* BEGIN *

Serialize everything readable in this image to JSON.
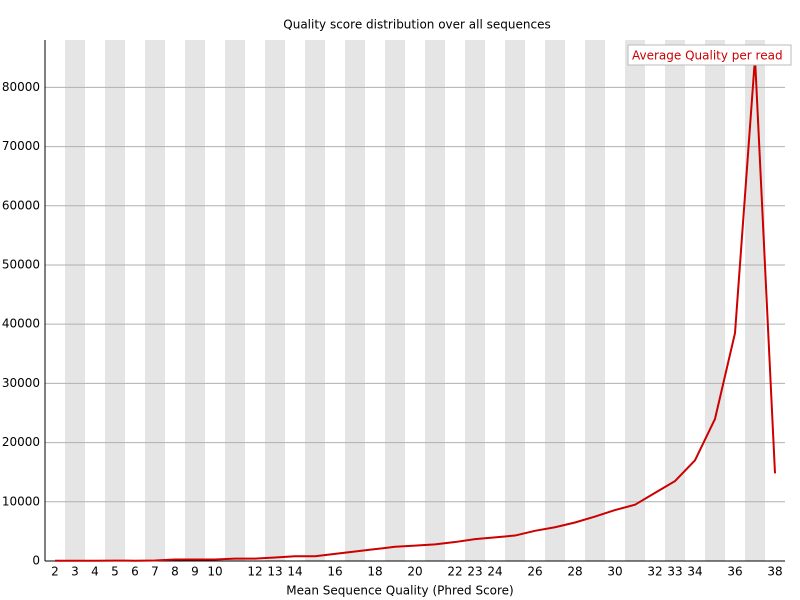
{
  "chart_data": {
    "type": "line",
    "title": "Quality score distribution over all sequences",
    "x_label": "Mean Sequence Quality (Phred Score)",
    "categories": [
      "2",
      "3",
      "4",
      "5",
      "6",
      "7",
      "8",
      "9",
      "10",
      null,
      "12",
      "13",
      "14",
      null,
      "16",
      null,
      "18",
      null,
      "20",
      null,
      "22",
      "23",
      "24",
      null,
      "26",
      null,
      "28",
      null,
      "30",
      null,
      "32",
      "33",
      "34",
      null,
      "36",
      null,
      "38"
    ],
    "series": [
      {
        "name": "Average Quality per read",
        "color": "#cc0000",
        "values": [
          50,
          50,
          50,
          60,
          50,
          80,
          250,
          250,
          250,
          400,
          400,
          600,
          800,
          800,
          1200,
          1600,
          2000,
          2400,
          2600,
          2800,
          3200,
          3700,
          4000,
          4300,
          5100,
          5700,
          6500,
          7500,
          8600,
          9500,
          11500,
          13500,
          17000,
          24000,
          38500,
          85000,
          14800
        ]
      }
    ],
    "ylim": [
      0,
      88000
    ],
    "yticks": [
      0,
      10000,
      20000,
      30000,
      40000,
      50000,
      60000,
      70000,
      80000
    ],
    "grid": true,
    "legend": "top-right"
  }
}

* END *

▶ [Task brief]
Without including the pictures, return each record above exactly as it stands.

▶ [Task output]
Serialize everything readable in this image to JSON.
{
  "chart_data": {
    "type": "line",
    "title": "Quality score distribution over all sequences",
    "x_label": "Mean Sequence Quality (Phred Score)",
    "categories": [
      "2",
      "3",
      "4",
      "5",
      "6",
      "7",
      "8",
      "9",
      "10",
      null,
      "12",
      "13",
      "14",
      null,
      "16",
      null,
      "18",
      null,
      "20",
      null,
      "22",
      "23",
      "24",
      null,
      "26",
      null,
      "28",
      null,
      "30",
      null,
      "32",
      "33",
      "34",
      null,
      "36",
      null,
      "38"
    ],
    "series": [
      {
        "name": "Average Quality per read",
        "color": "#cc0000",
        "values": [
          50,
          50,
          50,
          60,
          50,
          80,
          250,
          250,
          250,
          400,
          400,
          600,
          800,
          800,
          1200,
          1600,
          2000,
          2400,
          2600,
          2800,
          3200,
          3700,
          4000,
          4300,
          5100,
          5700,
          6500,
          7500,
          8600,
          9500,
          11500,
          13500,
          17000,
          24000,
          38500,
          85000,
          14800
        ]
      }
    ],
    "ylim": [
      0,
      88000
    ],
    "yticks": [
      0,
      10000,
      20000,
      30000,
      40000,
      50000,
      60000,
      70000,
      80000
    ],
    "grid": true,
    "legend": "top-right"
  }
}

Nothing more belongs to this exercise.